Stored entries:
__________________________________________________
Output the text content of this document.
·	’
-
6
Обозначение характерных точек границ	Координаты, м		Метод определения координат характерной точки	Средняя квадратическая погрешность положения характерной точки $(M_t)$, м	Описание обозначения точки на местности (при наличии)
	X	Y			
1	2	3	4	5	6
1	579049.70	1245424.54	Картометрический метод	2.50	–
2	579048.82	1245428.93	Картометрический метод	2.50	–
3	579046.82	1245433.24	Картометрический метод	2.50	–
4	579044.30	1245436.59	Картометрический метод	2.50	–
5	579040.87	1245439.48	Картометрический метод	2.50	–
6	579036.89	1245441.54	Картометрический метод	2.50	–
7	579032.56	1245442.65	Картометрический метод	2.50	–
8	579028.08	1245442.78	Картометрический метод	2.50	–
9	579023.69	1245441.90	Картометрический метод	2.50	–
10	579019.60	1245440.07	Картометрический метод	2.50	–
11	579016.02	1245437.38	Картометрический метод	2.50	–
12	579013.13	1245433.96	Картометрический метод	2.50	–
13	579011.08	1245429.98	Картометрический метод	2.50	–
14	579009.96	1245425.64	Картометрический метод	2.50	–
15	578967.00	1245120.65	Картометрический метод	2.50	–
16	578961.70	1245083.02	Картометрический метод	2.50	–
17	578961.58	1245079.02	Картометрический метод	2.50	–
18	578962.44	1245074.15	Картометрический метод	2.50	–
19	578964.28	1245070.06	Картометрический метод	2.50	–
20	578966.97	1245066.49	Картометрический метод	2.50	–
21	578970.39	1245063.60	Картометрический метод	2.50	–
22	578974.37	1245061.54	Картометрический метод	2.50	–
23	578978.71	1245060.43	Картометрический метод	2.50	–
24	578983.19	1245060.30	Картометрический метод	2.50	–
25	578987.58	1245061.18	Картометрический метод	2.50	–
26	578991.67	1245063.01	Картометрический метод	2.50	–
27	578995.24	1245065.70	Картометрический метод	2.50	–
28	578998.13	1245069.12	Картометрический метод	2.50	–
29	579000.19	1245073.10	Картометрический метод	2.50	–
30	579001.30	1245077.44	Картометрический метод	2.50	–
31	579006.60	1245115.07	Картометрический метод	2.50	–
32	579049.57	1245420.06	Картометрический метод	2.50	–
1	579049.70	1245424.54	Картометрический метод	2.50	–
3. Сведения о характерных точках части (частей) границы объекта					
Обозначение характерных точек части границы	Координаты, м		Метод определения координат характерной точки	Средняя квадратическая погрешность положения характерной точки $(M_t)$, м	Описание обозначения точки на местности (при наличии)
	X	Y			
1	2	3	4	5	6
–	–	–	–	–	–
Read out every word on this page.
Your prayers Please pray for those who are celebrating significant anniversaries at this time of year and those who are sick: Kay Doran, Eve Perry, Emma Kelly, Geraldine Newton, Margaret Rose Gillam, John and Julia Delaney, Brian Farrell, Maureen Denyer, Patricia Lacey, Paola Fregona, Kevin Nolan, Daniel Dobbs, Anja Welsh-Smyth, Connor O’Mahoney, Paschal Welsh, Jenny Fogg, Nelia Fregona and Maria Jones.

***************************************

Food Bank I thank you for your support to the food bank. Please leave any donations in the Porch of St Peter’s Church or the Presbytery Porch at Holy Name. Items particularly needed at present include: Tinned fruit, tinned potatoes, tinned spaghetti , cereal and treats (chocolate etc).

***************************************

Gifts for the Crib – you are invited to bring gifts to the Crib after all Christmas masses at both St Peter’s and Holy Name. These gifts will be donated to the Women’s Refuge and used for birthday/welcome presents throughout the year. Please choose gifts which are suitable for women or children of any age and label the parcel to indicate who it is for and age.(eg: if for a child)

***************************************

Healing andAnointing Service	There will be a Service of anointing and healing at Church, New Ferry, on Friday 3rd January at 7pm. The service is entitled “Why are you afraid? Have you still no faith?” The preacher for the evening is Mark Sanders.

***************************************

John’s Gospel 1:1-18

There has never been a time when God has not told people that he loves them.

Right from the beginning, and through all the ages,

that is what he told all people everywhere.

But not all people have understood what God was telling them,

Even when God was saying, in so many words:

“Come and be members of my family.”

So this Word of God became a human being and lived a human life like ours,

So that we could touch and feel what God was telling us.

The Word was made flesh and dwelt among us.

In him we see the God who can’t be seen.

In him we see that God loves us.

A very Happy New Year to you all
__________________________________________________
Set every line of the listing down word for word.

▶ ANSWER
Output the text content of this document.
·	’
-
6
Обозначение характерных точек границ	Координаты, м		Метод определения координат характерной точки	Средняя квадратическая погрешность положения характерной точки $(M_t)$, м	Описание обозначения точки на местности (при наличии)
	X	Y			
1	2	3	4	5	6
1	579049.70	1245424.54	Картометрический метод	2.50	–
2	579048.82	1245428.93	Картометрический метод	2.50	–
3	579046.82	1245433.24	Картометрический метод	2.50	–
4	579044.30	1245436.59	Картометрический метод	2.50	–
5	579040.87	1245439.48	Картометрический метод	2.50	–
6	579036.89	1245441.54	Картометрический метод	2.50	–
7	579032.56	1245442.65	Картометрический метод	2.50	–
8	579028.08	1245442.78	Картометрический метод	2.50	–
9	579023.69	1245441.90	Картометрический метод	2.50	–
10	579019.60	1245440.07	Картометрический метод	2.50	–
11	579016.02	1245437.38	Картометрический метод	2.50	–
12	579013.13	1245433.96	Картометрический метод	2.50	–
13	579011.08	1245429.98	Картометрический метод	2.50	–
14	579009.96	1245425.64	Картометрический метод	2.50	–
15	578967.00	1245120.65	Картометрический метод	2.50	–
16	578961.70	1245083.02	Картометрический метод	2.50	–
17	578961.58	1245079.02	Картометрический метод	2.50	–
18	578962.44	1245074.15	Картометрический метод	2.50	–
19	578964.28	1245070.06	Картометрический метод	2.50	–
20	578966.97	1245066.49	Картометрический метод	2.50	–
21	578970.39	1245063.60	Картометрический метод	2.50	–
22	578974.37	1245061.54	Картометрический метод	2.50	–
23	578978.71	1245060.43	Картометрический метод	2.50	–
24	578983.19	1245060.30	Картометрический метод	2.50	–
25	578987.58	1245061.18	Картометрический метод	2.50	–
26	578991.67	1245063.01	Картометрический метод	2.50	–
27	578995.24	1245065.70	Картометрический метод	2.50	–
28	578998.13	1245069.12	Картометрический метод	2.50	–
29	579000.19	1245073.10	Картометрический метод	2.50	–
30	579001.30	1245077.44	Картометрический метод	2.50	–
31	579006.60	1245115.07	Картометрический метод	2.50	–
32	579049.57	1245420.06	Картометрический метод	2.50	–
1	579049.70	1245424.54	Картометрический метод	2.50	–
3. Сведения о характерных точках части (частей) границы объекта					
Обозначение характерных точек части границы	Координаты, м		Метод определения координат характерной точки	Средняя квадратическая погрешность положения характерной точки $(M_t)$, м	Описание обозначения точки на местности (при наличии)
	X	Y			
1	2	3	4	5	6
–	–	–	–	–	–
Read out every word on this page.
Your prayers Please pray for those who are celebrating significant anniversaries at this time of year and those who are sick: Kay Doran, Eve Perry, Emma Kelly, Geraldine Newton, Margaret Rose Gillam, John and Julia Delaney, Brian Farrell, Maureen Denyer, Patricia Lacey, Paola Fregona, Kevin Nolan, Daniel Dobbs, Anja Welsh-Smyth, Connor O’Mahoney, Paschal Welsh, Jenny Fogg, Nelia Fregona and Maria Jones.

***************************************

Food Bank I thank you for your support to the food bank. Please leave any donations in the Porch of St Peter’s Church or the Presbytery Porch at Holy Name. Items particularly needed at present include: Tinned fruit, tinned potatoes, tinned spaghetti , cereal and treats (chocolate etc).

***************************************

Gifts for the Crib – you are invited to bring gifts to the Crib after all Christmas masses at both St Peter’s and Holy Name. These gifts will be donated to the Women’s Refuge and used for birthday/welcome presents throughout the year. Please choose gifts which are suitable for women or children of any age and label the parcel to indicate who it is for and age.(eg: if for a child)

***************************************

Healing andAnointing Service	There will be a Service of anointing and healing at Church, New Ferry, on Friday 3rd January at 7pm. The service is entitled “Why are you afraid? Have you still no faith?” The preacher for the evening is Mark Sanders.

***************************************

John’s Gospel 1:1-18

There has never been a time when God has not told people that he loves them.

Right from the beginning, and through all the ages,

that is what he told all people everywhere.

But not all people have understood what God was telling them,

Even when God was saying, in so many words:

“Come and be members of my family.”

So this Word of God became a human being and lived a human life like ours,

So that we could touch and feel what God was telling us.

The Word was made flesh and dwelt among us.

In him we see the God who can’t be seen.

In him we see that God loves us.

A very Happy New Year to you all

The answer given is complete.